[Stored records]

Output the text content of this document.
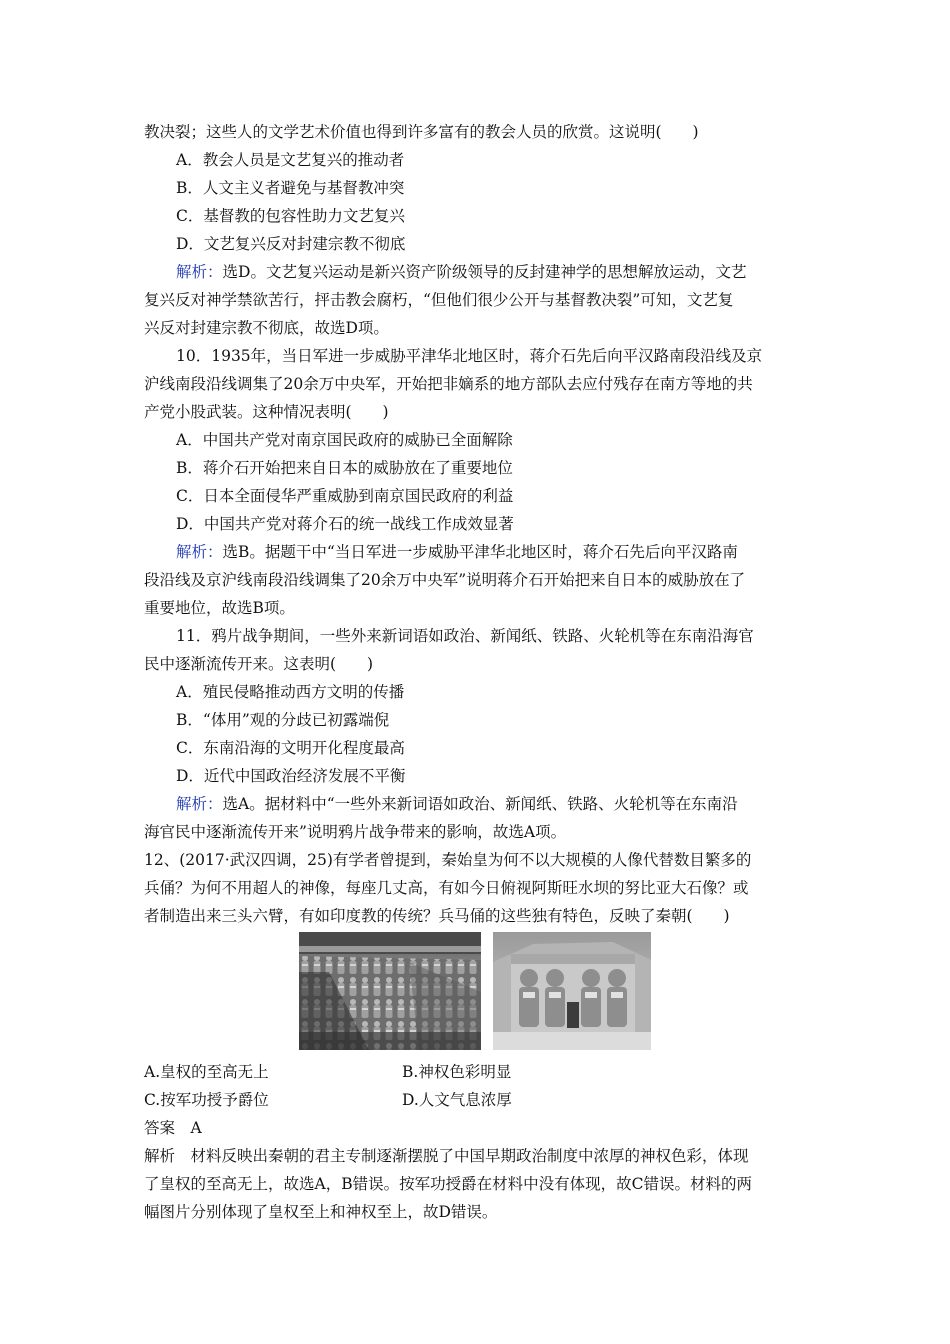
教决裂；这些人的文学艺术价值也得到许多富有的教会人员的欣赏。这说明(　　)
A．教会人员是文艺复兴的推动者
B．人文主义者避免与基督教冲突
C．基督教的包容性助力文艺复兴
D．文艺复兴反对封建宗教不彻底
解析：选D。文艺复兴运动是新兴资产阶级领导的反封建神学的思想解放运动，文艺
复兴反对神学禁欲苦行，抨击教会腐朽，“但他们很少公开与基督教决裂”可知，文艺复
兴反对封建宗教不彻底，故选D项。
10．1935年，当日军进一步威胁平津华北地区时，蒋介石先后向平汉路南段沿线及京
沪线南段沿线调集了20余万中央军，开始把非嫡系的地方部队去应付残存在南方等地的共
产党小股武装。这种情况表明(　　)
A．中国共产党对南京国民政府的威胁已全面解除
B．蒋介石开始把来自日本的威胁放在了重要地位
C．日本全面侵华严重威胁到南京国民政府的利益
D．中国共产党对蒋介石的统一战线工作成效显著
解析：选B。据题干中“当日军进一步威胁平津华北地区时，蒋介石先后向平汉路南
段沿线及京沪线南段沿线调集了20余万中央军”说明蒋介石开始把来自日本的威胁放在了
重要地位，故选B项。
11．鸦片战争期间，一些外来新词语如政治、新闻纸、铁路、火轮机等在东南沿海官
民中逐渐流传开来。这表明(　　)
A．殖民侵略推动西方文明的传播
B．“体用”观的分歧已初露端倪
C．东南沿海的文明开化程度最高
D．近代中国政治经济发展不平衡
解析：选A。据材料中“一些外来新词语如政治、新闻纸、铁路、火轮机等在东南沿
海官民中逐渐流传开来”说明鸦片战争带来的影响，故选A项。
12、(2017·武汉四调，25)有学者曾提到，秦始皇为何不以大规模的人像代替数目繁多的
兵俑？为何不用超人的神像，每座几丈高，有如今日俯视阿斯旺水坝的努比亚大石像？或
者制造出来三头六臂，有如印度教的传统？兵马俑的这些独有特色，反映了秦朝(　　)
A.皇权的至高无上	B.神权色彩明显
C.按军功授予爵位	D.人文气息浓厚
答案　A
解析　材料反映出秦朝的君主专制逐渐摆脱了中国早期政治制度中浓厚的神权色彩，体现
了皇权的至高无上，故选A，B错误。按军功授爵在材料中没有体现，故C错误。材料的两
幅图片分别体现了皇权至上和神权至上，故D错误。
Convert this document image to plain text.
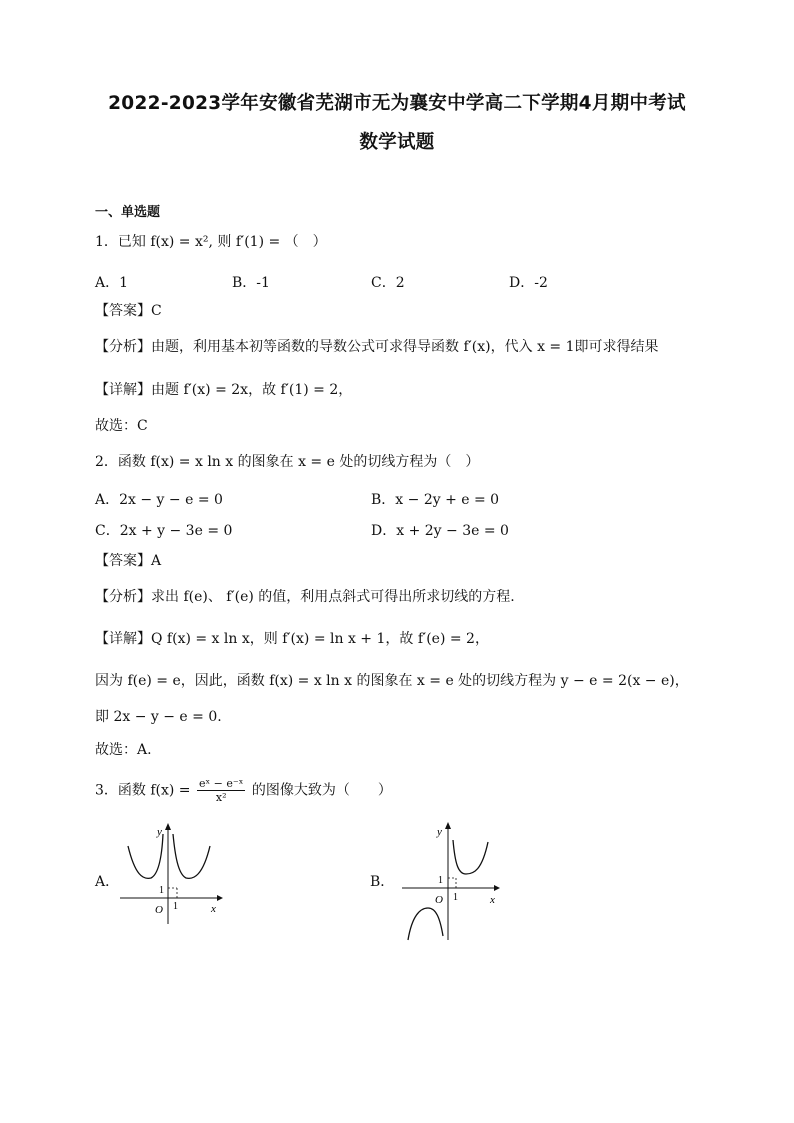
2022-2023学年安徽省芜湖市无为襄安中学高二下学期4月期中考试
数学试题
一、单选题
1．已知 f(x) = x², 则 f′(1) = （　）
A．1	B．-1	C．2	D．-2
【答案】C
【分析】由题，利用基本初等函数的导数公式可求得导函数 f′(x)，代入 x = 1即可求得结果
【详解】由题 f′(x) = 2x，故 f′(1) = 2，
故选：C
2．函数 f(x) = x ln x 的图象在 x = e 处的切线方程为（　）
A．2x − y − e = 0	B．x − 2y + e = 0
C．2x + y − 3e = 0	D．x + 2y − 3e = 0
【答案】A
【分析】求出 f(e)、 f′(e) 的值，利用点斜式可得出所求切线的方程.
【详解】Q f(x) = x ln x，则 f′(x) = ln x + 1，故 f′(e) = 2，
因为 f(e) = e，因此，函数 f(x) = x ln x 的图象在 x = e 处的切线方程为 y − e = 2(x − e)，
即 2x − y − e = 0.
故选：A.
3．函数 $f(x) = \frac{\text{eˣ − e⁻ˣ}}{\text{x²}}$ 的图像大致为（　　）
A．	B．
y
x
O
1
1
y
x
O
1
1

Your instructions |
Copy the entries above faithfully and omit every image.

Task solution |
Output the text content of this document.
教决裂；这些人的文学艺术价值也得到许多富有的教会人员的欣赏。这说明(　　)
A．教会人员是文艺复兴的推动者
B．人文主义者避免与基督教冲突
C．基督教的包容性助力文艺复兴
D．文艺复兴反对封建宗教不彻底
解析：选D。文艺复兴运动是新兴资产阶级领导的反封建神学的思想解放运动，文艺
复兴反对神学禁欲苦行，抨击教会腐朽，“但他们很少公开与基督教决裂”可知，文艺复
兴反对封建宗教不彻底，故选D项。
10．1935年，当日军进一步威胁平津华北地区时，蒋介石先后向平汉路南段沿线及京
沪线南段沿线调集了20余万中央军，开始把非嫡系的地方部队去应付残存在南方等地的共
产党小股武装。这种情况表明(　　)
A．中国共产党对南京国民政府的威胁已全面解除
B．蒋介石开始把来自日本的威胁放在了重要地位
C．日本全面侵华严重威胁到南京国民政府的利益
D．中国共产党对蒋介石的统一战线工作成效显著
解析：选B。据题干中“当日军进一步威胁平津华北地区时，蒋介石先后向平汉路南
段沿线及京沪线南段沿线调集了20余万中央军”说明蒋介石开始把来自日本的威胁放在了
重要地位，故选B项。
11．鸦片战争期间，一些外来新词语如政治、新闻纸、铁路、火轮机等在东南沿海官
民中逐渐流传开来。这表明(　　)
A．殖民侵略推动西方文明的传播
B．“体用”观的分歧已初露端倪
C．东南沿海的文明开化程度最高
D．近代中国政治经济发展不平衡
解析：选A。据材料中“一些外来新词语如政治、新闻纸、铁路、火轮机等在东南沿
海官民中逐渐流传开来”说明鸦片战争带来的影响，故选A项。
12、(2017·武汉四调，25)有学者曾提到，秦始皇为何不以大规模的人像代替数目繁多的
兵俑？为何不用超人的神像，每座几丈高，有如今日俯视阿斯旺水坝的努比亚大石像？或
者制造出来三头六臂，有如印度教的传统？兵马俑的这些独有特色，反映了秦朝(　　)
A.皇权的至高无上	B.神权色彩明显
C.按军功授予爵位	D.人文气息浓厚
答案　A
解析　材料反映出秦朝的君主专制逐渐摆脱了中国早期政治制度中浓厚的神权色彩，体现
了皇权的至高无上，故选A，B错误。按军功授爵在材料中没有体现，故C错误。材料的两
幅图片分别体现了皇权至上和神权至上，故D错误。
Convert this document image to plain text.
2022-2023学年安徽省芜湖市无为襄安中学高二下学期4月期中考试
数学试题
一、单选题
1．已知 f(x) = x², 则 f′(1) = （　）
A．1	B．-1	C．2	D．-2
【答案】C
【分析】由题，利用基本初等函数的导数公式可求得导函数 f′(x)，代入 x = 1即可求得结果
【详解】由题 f′(x) = 2x，故 f′(1) = 2，
故选：C
2．函数 f(x) = x ln x 的图象在 x = e 处的切线方程为（　）
A．2x − y − e = 0	B．x − 2y + e = 0
C．2x + y − 3e = 0	D．x + 2y − 3e = 0
【答案】A
【分析】求出 f(e)、 f′(e) 的值，利用点斜式可得出所求切线的方程.
【详解】Q f(x) = x ln x，则 f′(x) = ln x + 1，故 f′(e) = 2，
因为 f(e) = e，因此，函数 f(x) = x ln x 的图象在 x = e 处的切线方程为 y − e = 2(x − e)，
即 2x − y − e = 0.
故选：A.
3．函数 $f(x) = \frac{\text{eˣ − e⁻ˣ}}{\text{x²}}$ 的图像大致为（　　）
A．	B．
y
x
O
1
1
y
x
O
1
1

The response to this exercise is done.